## AIM 1
Reproduce a passage of the headset patent text, beginning at the words "Description" and ending after "the headset device.".

## PAGE

17. A method for processing a signal by the headset device as
claimed in claim 3, which is applied to a mobile terminal,
comprising: receiving a function selection message, wherein the
function selection message is used to indicate the selection of FM
function or signal processing function of cellular communication
frequency range; and sending a control command, wherein the control
command is used to set a switch to select the first isolation body
to block a signal of the FM range from coupling to the ground
network or to select the second isolation body to block a signal of
the cellular communication frequency range from coupling to the
ground network.
18. A method for processing a signal by the headset device as
claimed in claim 4, which is applied to a mobile terminal,
comprising: receiving a function selection message, wherein the
function selection message is used to indicate the selection of FM
function or signal processing function of cellular communication
frequency range; and sending a control command, wherein the control
command is used to set a switch to select the first isolation body
to block a signal of the FM range from coupling to the ground
network or to select the second isolation body to block a signal of
the cellular communication frequency range from coupling to the
ground network.
19. A method for processing a signal by the headset device as
claimed in claim 5, which is applied to a mobile terminal,
comprising: receiving a function selection message, wherein the
function selection message is used to indicate the selection of FM
function or signal processing function of cellular communication
frequency range; and sending a control command, wherein the control
command is used to set a switch to select the first isolation body
to block a signal of the FM range from coupling to the ground
network or to select the second isolation body to block a signal of
the cellular communication frequency range from coupling to the
ground network.
20. The method according to claim 8, wherein an impedance of the
first isolation body in the FM range is greater than or equal to a
first threshold, wherein the first threshold is used to ensure the
capability of blocking the signal of the FM range from coupling to
the ground network; and an impedance of the second isolation body
in the cellular communication frequency range is greater than or
equal to a second threshold, wherein the second threshold is used
to ensure the capability of blocking the signal of the cellular
communication frequency range from coupling to the ground network.
Description
FIELD
[0001] The disclosure relates to the field of communication, and in
particular to a headset device, a headset, and a method for
processing a signal by the headset device.
BACKGROUND
[0002] With the continuous development of mobile terminal
technology, higher demands are proposed on the function and
requirement of user's mobile terminal.

## AIM 2
In the records, from their first line through the line that has "The anchoring members 34 is at (375, 178).", swap "charcoal grill" for "gas grill" and leave everything else unchanged. Give back only those lines.

## GIVEN DATA
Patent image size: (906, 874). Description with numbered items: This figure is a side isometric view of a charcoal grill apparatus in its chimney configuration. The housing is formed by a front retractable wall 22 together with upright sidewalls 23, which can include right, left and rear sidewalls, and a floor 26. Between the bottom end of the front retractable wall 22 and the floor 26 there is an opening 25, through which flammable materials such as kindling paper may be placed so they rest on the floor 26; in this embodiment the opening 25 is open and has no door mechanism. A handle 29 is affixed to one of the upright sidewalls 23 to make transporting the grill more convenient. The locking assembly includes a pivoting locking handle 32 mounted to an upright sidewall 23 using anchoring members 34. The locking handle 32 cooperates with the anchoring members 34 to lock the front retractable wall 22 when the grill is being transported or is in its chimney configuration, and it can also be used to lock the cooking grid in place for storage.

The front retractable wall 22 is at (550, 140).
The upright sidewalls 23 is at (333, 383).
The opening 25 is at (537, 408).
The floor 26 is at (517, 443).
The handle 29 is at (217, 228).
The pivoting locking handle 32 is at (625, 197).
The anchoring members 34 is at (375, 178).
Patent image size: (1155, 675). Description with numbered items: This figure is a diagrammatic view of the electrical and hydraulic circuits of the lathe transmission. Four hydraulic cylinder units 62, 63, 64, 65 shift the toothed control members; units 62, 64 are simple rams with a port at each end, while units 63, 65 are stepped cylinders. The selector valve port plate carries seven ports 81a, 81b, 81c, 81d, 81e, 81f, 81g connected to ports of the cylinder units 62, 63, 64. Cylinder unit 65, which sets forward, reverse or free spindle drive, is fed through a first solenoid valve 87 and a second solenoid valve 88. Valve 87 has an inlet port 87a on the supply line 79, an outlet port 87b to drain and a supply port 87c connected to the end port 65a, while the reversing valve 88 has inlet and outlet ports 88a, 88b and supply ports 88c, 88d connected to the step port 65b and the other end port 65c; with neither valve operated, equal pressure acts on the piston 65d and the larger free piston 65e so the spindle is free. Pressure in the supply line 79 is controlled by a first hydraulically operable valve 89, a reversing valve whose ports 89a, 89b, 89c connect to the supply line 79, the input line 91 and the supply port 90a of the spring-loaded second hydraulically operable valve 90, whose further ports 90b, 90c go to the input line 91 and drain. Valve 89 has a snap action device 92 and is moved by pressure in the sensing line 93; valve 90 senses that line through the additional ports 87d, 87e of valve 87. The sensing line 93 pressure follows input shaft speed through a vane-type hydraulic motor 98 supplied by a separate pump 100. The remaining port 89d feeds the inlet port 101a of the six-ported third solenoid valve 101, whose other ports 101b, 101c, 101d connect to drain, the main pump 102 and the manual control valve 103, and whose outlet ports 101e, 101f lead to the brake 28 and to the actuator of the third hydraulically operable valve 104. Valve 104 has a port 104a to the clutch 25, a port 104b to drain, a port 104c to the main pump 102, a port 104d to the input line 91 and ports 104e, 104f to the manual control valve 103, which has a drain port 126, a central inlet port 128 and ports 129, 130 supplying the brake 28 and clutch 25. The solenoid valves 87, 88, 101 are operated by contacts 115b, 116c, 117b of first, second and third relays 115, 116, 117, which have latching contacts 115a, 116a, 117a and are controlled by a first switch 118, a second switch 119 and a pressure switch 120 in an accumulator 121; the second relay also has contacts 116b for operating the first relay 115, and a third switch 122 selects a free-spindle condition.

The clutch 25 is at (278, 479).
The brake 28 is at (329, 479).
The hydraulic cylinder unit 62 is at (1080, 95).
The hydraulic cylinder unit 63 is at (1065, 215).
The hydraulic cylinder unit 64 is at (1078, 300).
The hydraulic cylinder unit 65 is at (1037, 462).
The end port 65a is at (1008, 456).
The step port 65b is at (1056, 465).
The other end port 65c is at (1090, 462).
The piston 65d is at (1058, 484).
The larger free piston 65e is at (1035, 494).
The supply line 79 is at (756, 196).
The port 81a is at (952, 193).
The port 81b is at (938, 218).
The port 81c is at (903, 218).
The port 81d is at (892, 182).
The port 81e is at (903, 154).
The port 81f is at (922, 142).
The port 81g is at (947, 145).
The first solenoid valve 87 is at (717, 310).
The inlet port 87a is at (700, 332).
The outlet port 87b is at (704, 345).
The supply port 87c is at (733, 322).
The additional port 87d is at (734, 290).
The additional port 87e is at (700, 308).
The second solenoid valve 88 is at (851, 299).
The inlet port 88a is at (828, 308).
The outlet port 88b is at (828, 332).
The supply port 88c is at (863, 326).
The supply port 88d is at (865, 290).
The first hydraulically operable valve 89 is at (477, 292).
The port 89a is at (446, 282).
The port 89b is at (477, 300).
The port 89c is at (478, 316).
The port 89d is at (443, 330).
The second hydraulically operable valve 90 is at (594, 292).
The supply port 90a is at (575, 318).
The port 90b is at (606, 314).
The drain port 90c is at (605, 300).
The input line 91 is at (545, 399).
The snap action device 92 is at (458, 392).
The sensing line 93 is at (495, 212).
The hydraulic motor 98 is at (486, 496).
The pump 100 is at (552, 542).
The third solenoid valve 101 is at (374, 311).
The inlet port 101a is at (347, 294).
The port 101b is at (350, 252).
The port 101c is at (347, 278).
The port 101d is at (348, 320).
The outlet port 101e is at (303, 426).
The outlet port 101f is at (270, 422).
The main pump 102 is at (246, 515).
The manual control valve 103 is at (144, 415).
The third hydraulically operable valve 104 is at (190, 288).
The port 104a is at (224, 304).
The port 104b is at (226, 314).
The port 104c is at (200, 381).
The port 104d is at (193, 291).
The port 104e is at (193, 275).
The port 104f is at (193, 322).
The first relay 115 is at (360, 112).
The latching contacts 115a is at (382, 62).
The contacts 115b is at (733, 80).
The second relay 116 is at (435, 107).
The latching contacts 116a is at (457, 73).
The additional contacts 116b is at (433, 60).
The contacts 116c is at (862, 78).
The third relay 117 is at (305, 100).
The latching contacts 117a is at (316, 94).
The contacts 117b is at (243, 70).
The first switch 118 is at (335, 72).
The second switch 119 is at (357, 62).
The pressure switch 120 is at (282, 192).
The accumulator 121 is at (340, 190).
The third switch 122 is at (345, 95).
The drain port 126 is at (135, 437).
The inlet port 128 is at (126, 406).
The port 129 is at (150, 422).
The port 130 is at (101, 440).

## FULL OUTPUT 1
Description
FIELD
[0001] The disclosure relates to the field of communication, and in
particular to a headset device, a headset, and a method for
processing a signal by the headset device.

## FULL OUTPUT 2
Patent image size: (906, 874). Description with numbered items: This figure is a side isometric view of a gas grill apparatus in its chimney configuration. The housing is formed by a front retractable wall 22 together with upright sidewalls 23, which can include right, left and rear sidewalls, and a floor 26. Between the bottom end of the front retractable wall 22 and the floor 26 there is an opening 25, through which flammable materials such as kindling paper may be placed so they rest on the floor 26; in this embodiment the opening 25 is open and has no door mechanism. A handle 29 is affixed to one of the upright sidewalls 23 to make transporting the grill more convenient. The locking assembly includes a pivoting locking handle 32 mounted to an upright sidewall 23 using anchoring members 34. The locking handle 32 cooperates with the anchoring members 34 to lock the front retractable wall 22 when the grill is being transported or is in its chimney configuration, and it can also be used to lock the cooking grid in place for storage.

The front retractable wall 22 is at (550, 140).
The upright sidewalls 23 is at (333, 383).
The opening 25 is at (537, 408).
The floor 26 is at (517, 443).
The handle 29 is at (217, 228).
The pivoting locking handle 32 is at (625, 197).
The anchoring members 34 is at (375, 178).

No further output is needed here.